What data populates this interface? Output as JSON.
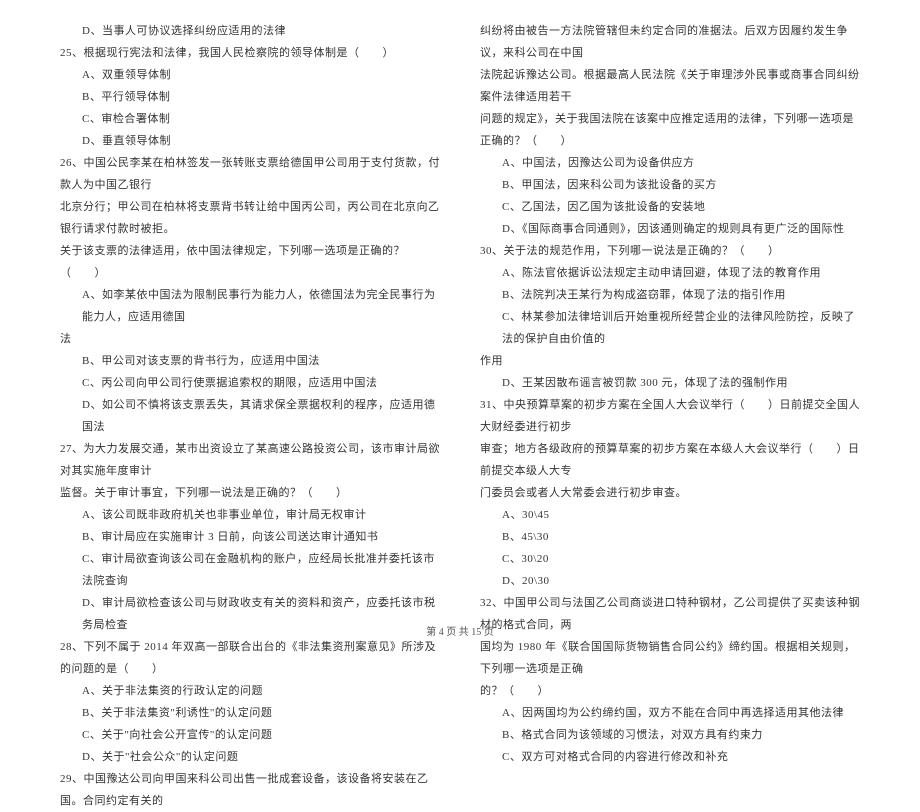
{
  "left_column": {
    "lines": [
      {
        "cls": "indent1",
        "text": "D、当事人可协议选择纠纷应适用的法律"
      },
      {
        "cls": "indent2",
        "text": "25、根据现行宪法和法律，我国人民检察院的领导体制是（　　）"
      },
      {
        "cls": "indent1",
        "text": "A、双重领导体制"
      },
      {
        "cls": "indent1",
        "text": "B、平行领导体制"
      },
      {
        "cls": "indent1",
        "text": "C、审检合署体制"
      },
      {
        "cls": "indent1",
        "text": "D、垂直领导体制"
      },
      {
        "cls": "indent2",
        "text": "26、中国公民李某在柏林签发一张转账支票给德国甲公司用于支付货款，付款人为中国乙银行"
      },
      {
        "cls": "indent2",
        "text": "北京分行；甲公司在柏林将支票背书转让给中国丙公司，丙公司在北京向乙银行请求付款时被拒。"
      },
      {
        "cls": "indent2",
        "text": "关于该支票的法律适用，依中国法律规定，下列哪一选项是正确的？（　　）"
      },
      {
        "cls": "indent1",
        "text": "A、如李某依中国法为限制民事行为能力人，依德国法为完全民事行为能力人，应适用德国"
      },
      {
        "cls": "indent2",
        "text": "法"
      },
      {
        "cls": "indent1",
        "text": "B、甲公司对该支票的背书行为，应适用中国法"
      },
      {
        "cls": "indent1",
        "text": "C、丙公司向甲公司行使票据追索权的期限，应适用中国法"
      },
      {
        "cls": "indent1",
        "text": "D、如公司不慎将该支票丢失，其请求保全票据权利的程序，应适用德国法"
      },
      {
        "cls": "indent2",
        "text": "27、为大力发展交通，某市出资设立了某高速公路投资公司，该市审计局欲对其实施年度审计"
      },
      {
        "cls": "indent2",
        "text": "监督。关于审计事宜，下列哪一说法是正确的？（　　）"
      },
      {
        "cls": "indent1",
        "text": "A、该公司既非政府机关也非事业单位，审计局无权审计"
      },
      {
        "cls": "indent1",
        "text": "B、审计局应在实施审计 3 日前，向该公司送达审计通知书"
      },
      {
        "cls": "indent1",
        "text": "C、审计局欲查询该公司在金融机构的账户，应经局长批准并委托该市法院查询"
      },
      {
        "cls": "indent1",
        "text": "D、审计局欲检查该公司与财政收支有关的资料和资产，应委托该市税务局检查"
      },
      {
        "cls": "indent2",
        "text": "28、下列不属于 2014 年双高一部联合出台的《非法集资刑案意见》所涉及的问题的是（　　）"
      },
      {
        "cls": "indent1",
        "text": "A、关于非法集资的行政认定的问题"
      },
      {
        "cls": "indent1",
        "text": "B、关于非法集资\"利诱性\"的认定问题"
      },
      {
        "cls": "indent1",
        "text": "C、关于\"向社会公开宣传\"的认定问题"
      },
      {
        "cls": "indent1",
        "text": "D、关于\"社会公众\"的认定问题"
      },
      {
        "cls": "indent2",
        "text": "29、中国豫达公司向甲国来科公司出售一批成套设备，该设备将安装在乙国。合同约定有关的"
      }
    ]
  },
  "right_column": {
    "lines": [
      {
        "cls": "indent2",
        "text": "纠纷将由被告一方法院管辖但未约定合同的准据法。后双方因履约发生争议，来科公司在中国"
      },
      {
        "cls": "indent2",
        "text": "法院起诉豫达公司。根据最高人民法院《关于审理涉外民事或商事合同纠纷案件法律适用若干"
      },
      {
        "cls": "indent2",
        "text": "问题的规定》，关于我国法院在该案中应推定适用的法律，下列哪一选项是正确的？（　　）"
      },
      {
        "cls": "indent1",
        "text": "A、中国法，因豫达公司为设备供应方"
      },
      {
        "cls": "indent1",
        "text": "B、甲国法，因来科公司为该批设备的买方"
      },
      {
        "cls": "indent1",
        "text": "C、乙国法，因乙国为该批设备的安装地"
      },
      {
        "cls": "indent1",
        "text": "D、《国际商事合同通则》，因该通则确定的规则具有更广泛的国际性"
      },
      {
        "cls": "indent2",
        "text": "30、关于法的规范作用，下列哪一说法是正确的？（　　）"
      },
      {
        "cls": "indent1",
        "text": "A、陈法官依据诉讼法规定主动申请回避，体现了法的教育作用"
      },
      {
        "cls": "indent1",
        "text": "B、法院判决王某行为构成盗窃罪，体现了法的指引作用"
      },
      {
        "cls": "indent1",
        "text": "C、林某参加法律培训后开始重视所经营企业的法律风险防控，反映了法的保护自由价值的"
      },
      {
        "cls": "indent2",
        "text": "作用"
      },
      {
        "cls": "indent1",
        "text": "D、王某因散布谣言被罚款 300 元，体现了法的强制作用"
      },
      {
        "cls": "indent2",
        "text": "31、中央预算草案的初步方案在全国人大会议举行（　　）日前提交全国人大财经委进行初步"
      },
      {
        "cls": "indent2",
        "text": "审查；地方各级政府的预算草案的初步方案在本级人大会议举行（　　）日前提交本级人大专"
      },
      {
        "cls": "indent2",
        "text": "门委员会或者人大常委会进行初步审查。"
      },
      {
        "cls": "indent1",
        "text": "A、30\\45"
      },
      {
        "cls": "indent1",
        "text": "B、45\\30"
      },
      {
        "cls": "indent1",
        "text": "C、30\\20"
      },
      {
        "cls": "indent1",
        "text": "D、20\\30"
      },
      {
        "cls": "indent2",
        "text": "32、中国甲公司与法国乙公司商谈进口特种钢材，乙公司提供了买卖该种钢材的格式合同，两"
      },
      {
        "cls": "indent2",
        "text": "国均为 1980 年《联合国国际货物销售合同公约》缔约国。根据相关规则，下列哪一选项是正确"
      },
      {
        "cls": "indent2",
        "text": "的？（　　）"
      },
      {
        "cls": "indent1",
        "text": "A、因两国均为公约缔约国，双方不能在合同中再选择适用其他法律"
      },
      {
        "cls": "indent1",
        "text": "B、格式合同为该领域的习惯法，对双方具有约束力"
      },
      {
        "cls": "indent1",
        "text": "C、双方可对格式合同的内容进行修改和补充"
      }
    ]
  },
  "footer": "第 4 页 共 15 页"
}
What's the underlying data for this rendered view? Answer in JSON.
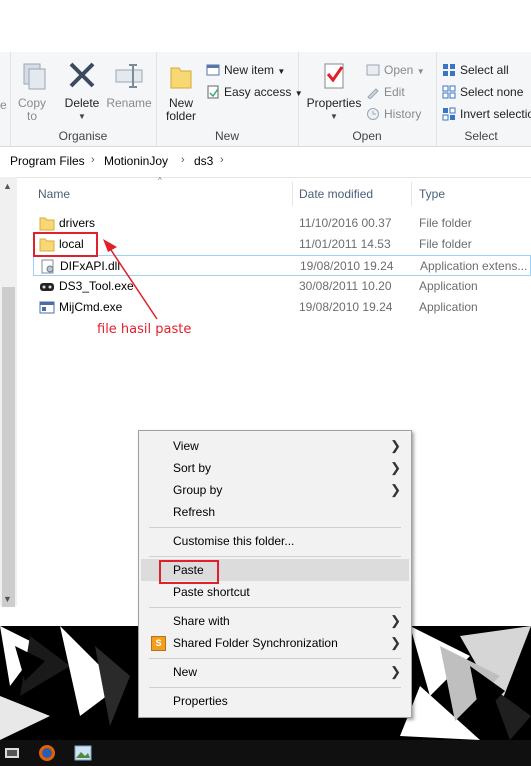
{
  "ribbon": {
    "organise": {
      "label": "Organise",
      "copy_to": "Copy\nto",
      "delete": "Delete",
      "rename": "Rename"
    },
    "new": {
      "label": "New",
      "new_folder": "New\nfolder",
      "new_item": "New item",
      "easy_access": "Easy access"
    },
    "open": {
      "label": "Open",
      "properties": "Properties",
      "open": "Open",
      "edit": "Edit",
      "history": "History"
    },
    "select": {
      "label": "Select",
      "select_all": "Select all",
      "select_none": "Select none",
      "invert_selection": "Invert selection"
    }
  },
  "breadcrumb": [
    "Program Files",
    "MotioninJoy",
    "ds3"
  ],
  "columns": {
    "name": "Name",
    "date": "Date modified",
    "type": "Type"
  },
  "files": [
    {
      "name": "drivers",
      "date": "11/10/2016 00.37",
      "type": "File folder",
      "icon": "folder-icon"
    },
    {
      "name": "local",
      "date": "11/01/2011 14.53",
      "type": "File folder",
      "icon": "folder-icon"
    },
    {
      "name": "DIFxAPI.dll",
      "date": "19/08/2010 19.24",
      "type": "Application extens...",
      "icon": "dll-icon"
    },
    {
      "name": "DS3_Tool.exe",
      "date": "30/08/2011 10.20",
      "type": "Application",
      "icon": "gamepad-icon"
    },
    {
      "name": "MijCmd.exe",
      "date": "19/08/2010 19.24",
      "type": "Application",
      "icon": "exe-icon"
    }
  ],
  "annotation": {
    "text": "file hasil paste",
    "color": "#e0202a"
  },
  "context_menu": {
    "view": "View",
    "sort_by": "Sort by",
    "group_by": "Group by",
    "refresh": "Refresh",
    "customise": "Customise this folder...",
    "paste": "Paste",
    "paste_shortcut": "Paste shortcut",
    "share_with": "Share with",
    "shared_folder_sync": "Shared Folder Synchronization",
    "new": "New",
    "properties": "Properties"
  },
  "ribbon_left_partial": {
    "label_fragment": "e"
  }
}
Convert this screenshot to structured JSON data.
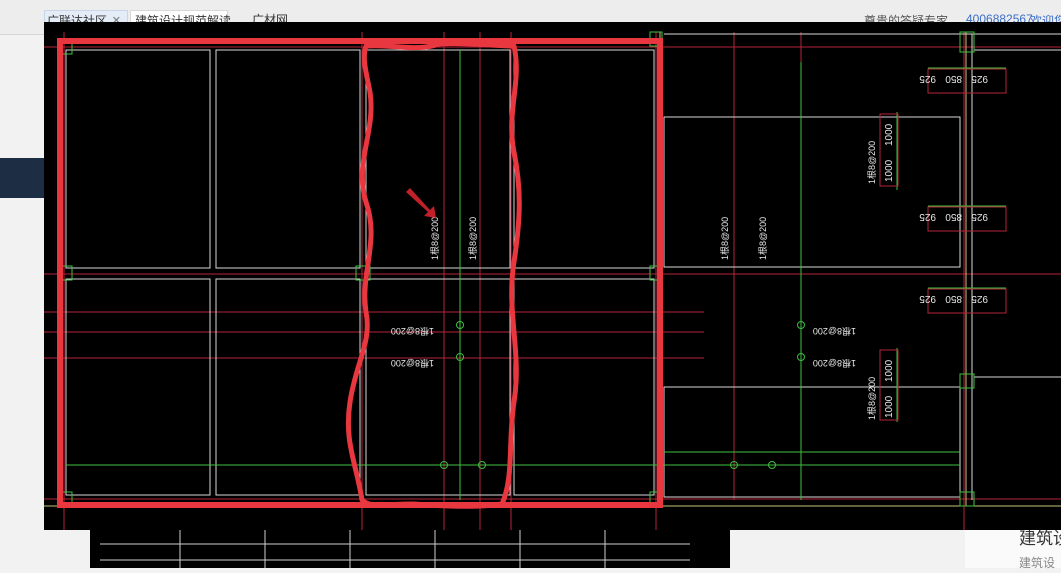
{
  "tabs": [
    {
      "label": "广联达社区"
    },
    {
      "label": "建筑设计规范解读..."
    },
    {
      "label": "广材网"
    }
  ],
  "header": {
    "expert_text": "尊贵的答疑专家",
    "phone_text": "4006882567",
    "welcome_text": "欢迎您"
  },
  "page": {
    "title": "建筑设",
    "subtitle": "建筑设"
  },
  "cad": {
    "colors": {
      "background": "#000000",
      "grid_red": "#b3243a",
      "rebar_green": "#3fbf3f",
      "beam_white": "#d8d8d8",
      "markup_red": "#e8373f",
      "arrow_red": "#c0202a"
    },
    "rebar_labels": [
      {
        "text": "1根8@200"
      },
      {
        "text": "1根8@200"
      },
      {
        "text": "1根8@200"
      },
      {
        "text": "1根8@200"
      },
      {
        "text": "1根8@200"
      },
      {
        "text": "1根8@200"
      },
      {
        "text": "1根8@200"
      },
      {
        "text": "1根8@200"
      },
      {
        "text": "1根8@200"
      },
      {
        "text": "1根8@200"
      }
    ],
    "dim_labels": [
      {
        "text": "925"
      },
      {
        "text": "850"
      },
      {
        "text": "925"
      },
      {
        "text": "925"
      },
      {
        "text": "850"
      },
      {
        "text": "925"
      },
      {
        "text": "925"
      },
      {
        "text": "850"
      },
      {
        "text": "925"
      },
      {
        "text": "1000"
      },
      {
        "text": "1000"
      },
      {
        "text": "1000"
      },
      {
        "text": "1000"
      }
    ]
  }
}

——

◆ **Problem**
Each line that holds the word "data" is to be copied.

◆ **Solution to this exercise**
What data populates this interface? Output as JSON.
What's the underlying data for this rendered view? Answer in JSON.
Convert this screenshot to structured JSON data.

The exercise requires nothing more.